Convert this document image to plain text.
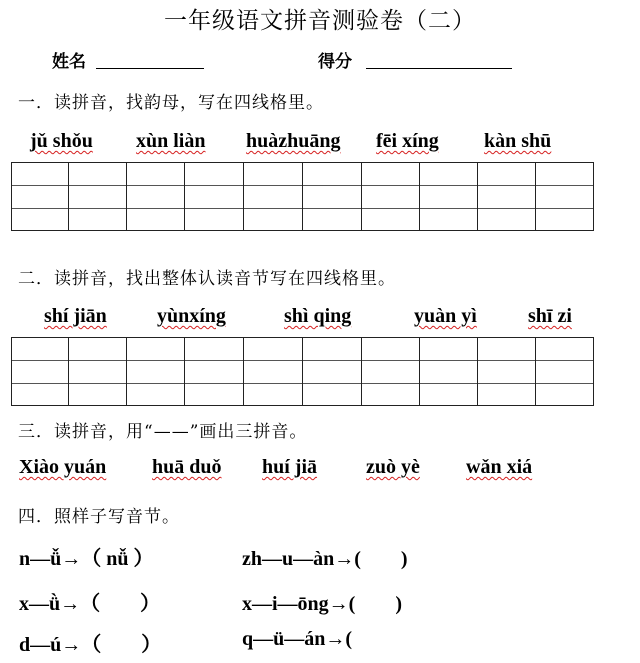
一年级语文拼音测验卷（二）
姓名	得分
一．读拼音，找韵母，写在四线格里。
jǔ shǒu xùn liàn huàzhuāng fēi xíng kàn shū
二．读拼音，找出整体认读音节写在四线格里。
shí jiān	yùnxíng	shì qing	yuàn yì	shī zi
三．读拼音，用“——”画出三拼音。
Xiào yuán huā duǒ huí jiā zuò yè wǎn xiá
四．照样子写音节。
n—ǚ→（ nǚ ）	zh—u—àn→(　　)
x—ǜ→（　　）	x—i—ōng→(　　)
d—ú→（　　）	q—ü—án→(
• • • •
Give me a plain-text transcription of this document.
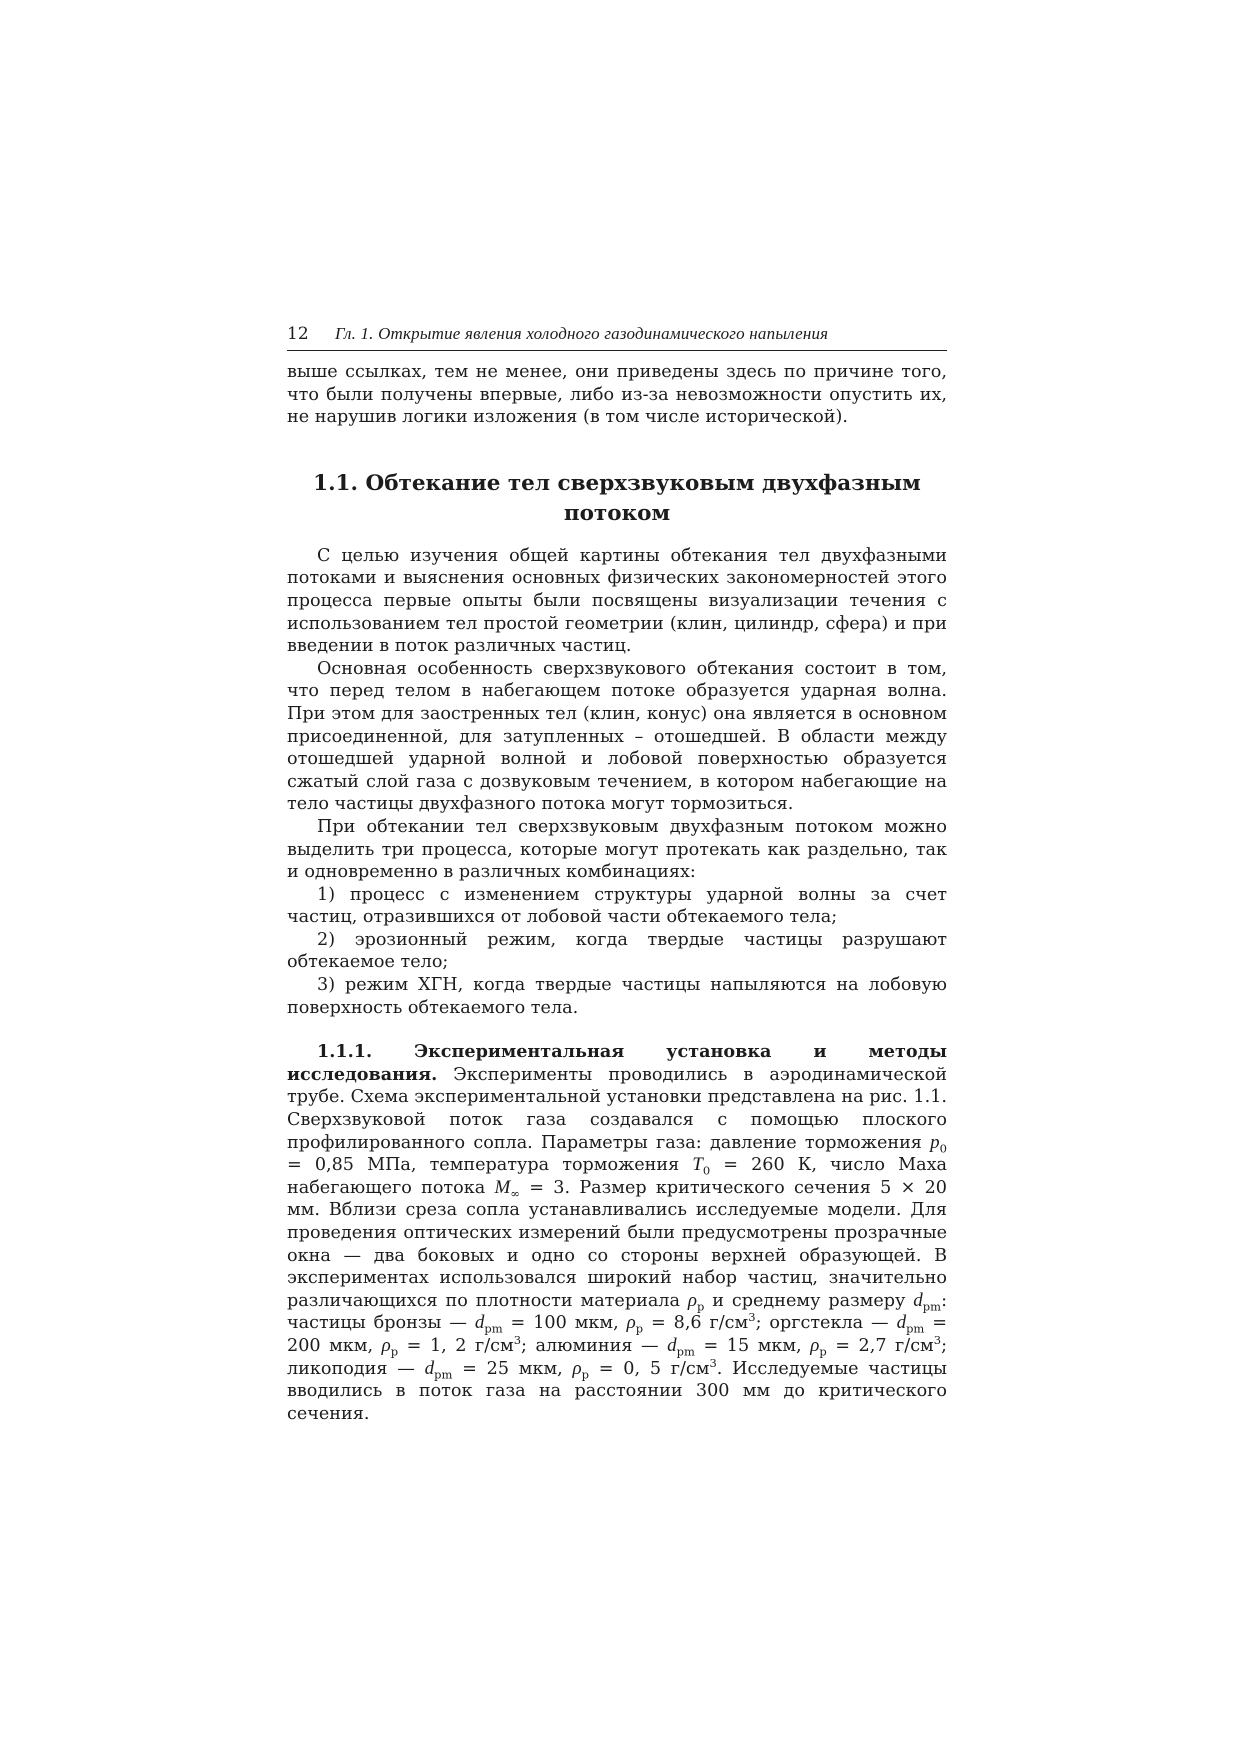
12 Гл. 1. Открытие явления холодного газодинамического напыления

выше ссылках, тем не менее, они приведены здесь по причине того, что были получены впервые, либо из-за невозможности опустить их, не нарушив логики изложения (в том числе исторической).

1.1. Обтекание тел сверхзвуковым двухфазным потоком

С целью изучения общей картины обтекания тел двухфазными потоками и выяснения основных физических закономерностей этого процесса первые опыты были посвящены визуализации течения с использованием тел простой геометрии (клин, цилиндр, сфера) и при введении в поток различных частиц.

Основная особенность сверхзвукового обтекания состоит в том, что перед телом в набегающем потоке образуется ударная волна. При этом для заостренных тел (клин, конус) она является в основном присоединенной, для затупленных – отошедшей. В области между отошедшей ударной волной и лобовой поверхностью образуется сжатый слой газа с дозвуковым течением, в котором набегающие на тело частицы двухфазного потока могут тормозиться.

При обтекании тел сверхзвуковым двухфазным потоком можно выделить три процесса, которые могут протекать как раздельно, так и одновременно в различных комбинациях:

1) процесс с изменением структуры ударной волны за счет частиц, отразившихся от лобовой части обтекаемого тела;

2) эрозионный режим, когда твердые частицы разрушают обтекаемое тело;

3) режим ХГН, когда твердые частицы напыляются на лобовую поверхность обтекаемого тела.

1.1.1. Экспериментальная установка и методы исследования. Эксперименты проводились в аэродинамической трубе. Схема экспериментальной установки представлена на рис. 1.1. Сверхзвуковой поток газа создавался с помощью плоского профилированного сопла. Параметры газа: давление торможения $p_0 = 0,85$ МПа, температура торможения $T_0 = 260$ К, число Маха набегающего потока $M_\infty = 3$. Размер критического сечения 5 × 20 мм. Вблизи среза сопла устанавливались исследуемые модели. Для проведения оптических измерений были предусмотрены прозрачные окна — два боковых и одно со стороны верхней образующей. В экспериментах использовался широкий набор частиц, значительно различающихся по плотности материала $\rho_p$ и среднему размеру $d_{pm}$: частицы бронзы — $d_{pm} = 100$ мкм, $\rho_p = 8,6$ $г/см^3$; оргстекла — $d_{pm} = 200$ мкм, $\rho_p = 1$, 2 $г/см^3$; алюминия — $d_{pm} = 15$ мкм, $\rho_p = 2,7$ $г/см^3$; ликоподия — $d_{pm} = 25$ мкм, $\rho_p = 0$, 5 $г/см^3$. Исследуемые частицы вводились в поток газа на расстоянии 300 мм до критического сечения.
• • • •
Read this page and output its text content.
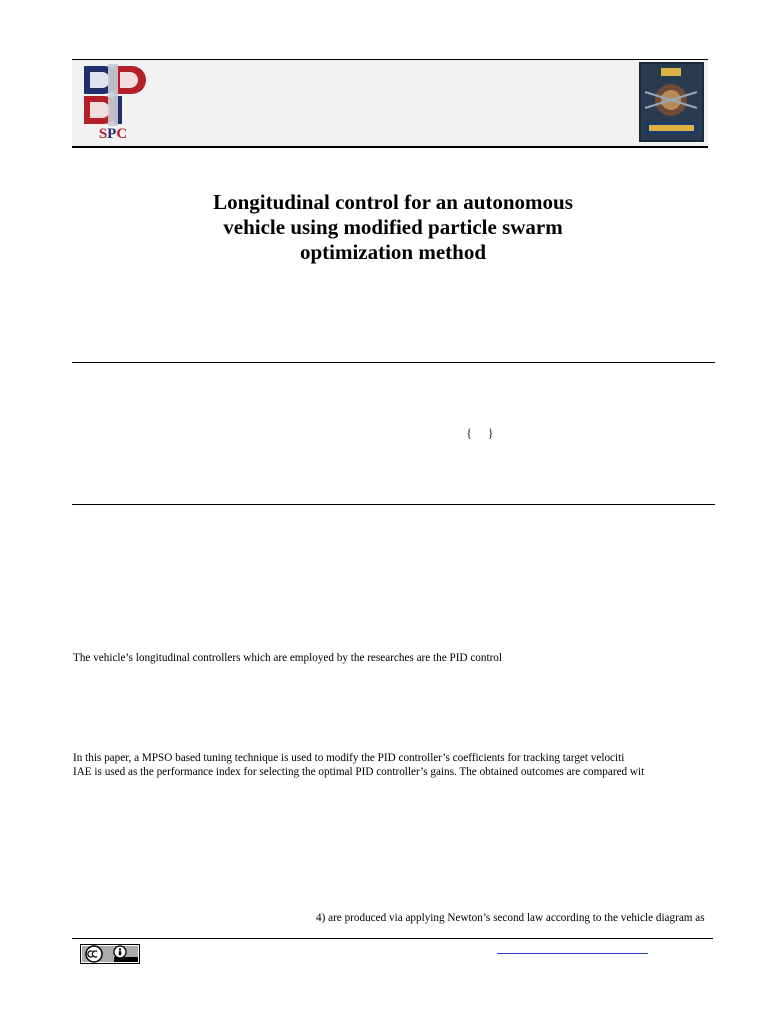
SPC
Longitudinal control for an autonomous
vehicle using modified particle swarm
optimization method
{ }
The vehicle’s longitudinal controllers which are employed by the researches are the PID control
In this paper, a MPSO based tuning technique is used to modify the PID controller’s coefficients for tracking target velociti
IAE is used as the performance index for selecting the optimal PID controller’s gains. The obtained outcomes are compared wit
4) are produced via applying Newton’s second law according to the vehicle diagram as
• • • •
■ SHORT EXERCISE:
Pull out each line of the listing that holds the string "процесса".

■ TASK RESPONSE:
С целью изучения общей картины обтекания тел двухфазными потоками и выяснения основных физических закономерностей этого процесса первые опыты были посвящены визуализации течения с использованием тел простой геометрии (клин, цилиндр, сфера) и при введении в поток различных частиц.
При обтекании тел сверхзвуковым двухфазным потоком можно выделить три процесса, которые могут протекать как раздельно, так и одновременно в различных комбинациях:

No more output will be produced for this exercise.